Set task
Copy out the whole listing exactly as written, leaving the pictures behind.

** BEGIN Record set **

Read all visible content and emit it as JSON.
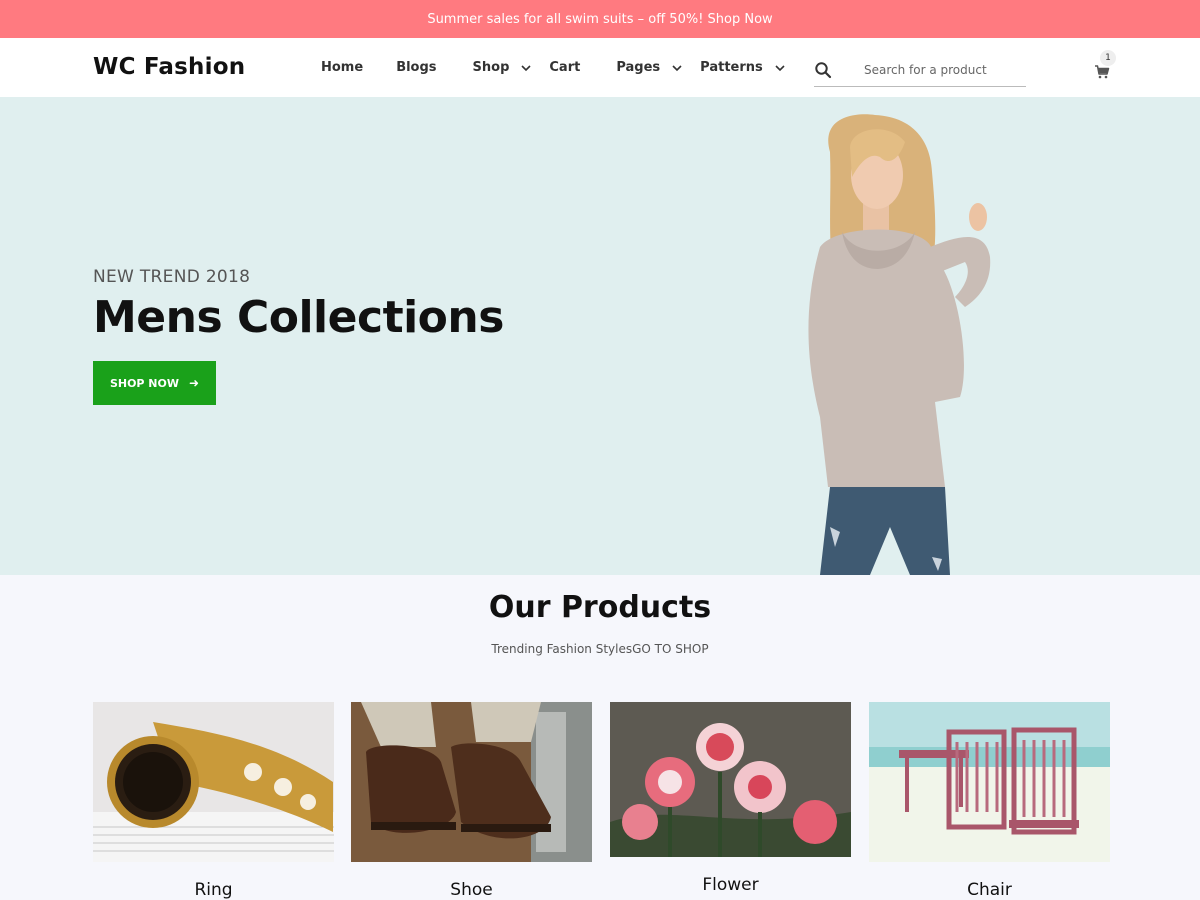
{
  "topbar": {
    "text": "Summer sales for all swim suits – off 50%! Shop Now"
  },
  "header": {
    "logo": "WC Fashion",
    "nav": [
      {
        "label": "Home",
        "has_dropdown": false
      },
      {
        "label": "Blogs",
        "has_dropdown": false
      },
      {
        "label": "Shop",
        "has_dropdown": true
      },
      {
        "label": "Cart",
        "has_dropdown": false
      },
      {
        "label": "Pages",
        "has_dropdown": true
      },
      {
        "label": "Patterns",
        "has_dropdown": true
      }
    ],
    "search": {
      "placeholder": "Search for a product",
      "value": ""
    },
    "cart_count": "1"
  },
  "hero": {
    "subtitle": "NEW TREND 2018",
    "title": "Mens Collections",
    "button_label": "SHOP NOW"
  },
  "products": {
    "title": "Our Products",
    "subtitle": "Trending Fashion StylesGO TO SHOP",
    "items": [
      {
        "name": "Ring"
      },
      {
        "name": "Shoe"
      },
      {
        "name": "Flower"
      },
      {
        "name": "Chair"
      }
    ]
  },
  "colors": {
    "topbar": "#ff7a80",
    "hero_bg": "#e0efef",
    "button": "#1aa11a",
    "page_bg": "#f6f7fc"
  },
  "icons": [
    "search-icon",
    "cart-icon",
    "chevron-down-icon",
    "arrow-right-icon"
  ]
}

** END Record set **

The solution
Read all visible content and emit it as JSON.
{
  "topbar": {
    "text": "Summer sales for all swim suits – off 50%! Shop Now"
  },
  "header": {
    "logo": "WC Fashion",
    "nav": [
      {
        "label": "Home",
        "has_dropdown": false
      },
      {
        "label": "Blogs",
        "has_dropdown": false
      },
      {
        "label": "Shop",
        "has_dropdown": true
      },
      {
        "label": "Cart",
        "has_dropdown": false
      },
      {
        "label": "Pages",
        "has_dropdown": true
      },
      {
        "label": "Patterns",
        "has_dropdown": true
      }
    ],
    "search": {
      "placeholder": "Search for a product",
      "value": ""
    },
    "cart_count": "1"
  },
  "hero": {
    "subtitle": "NEW TREND 2018",
    "title": "Mens Collections",
    "button_label": "SHOP NOW"
  },
  "products": {
    "title": "Our Products",
    "subtitle": "Trending Fashion StylesGO TO SHOP",
    "items": [
      {
        "name": "Ring"
      },
      {
        "name": "Shoe"
      },
      {
        "name": "Flower"
      },
      {
        "name": "Chair"
      }
    ]
  },
  "colors": {
    "topbar": "#ff7a80",
    "hero_bg": "#e0efef",
    "button": "#1aa11a",
    "page_bg": "#f6f7fc"
  },
  "icons": [
    "search-icon",
    "cart-icon",
    "chevron-down-icon",
    "arrow-right-icon"
  ]
}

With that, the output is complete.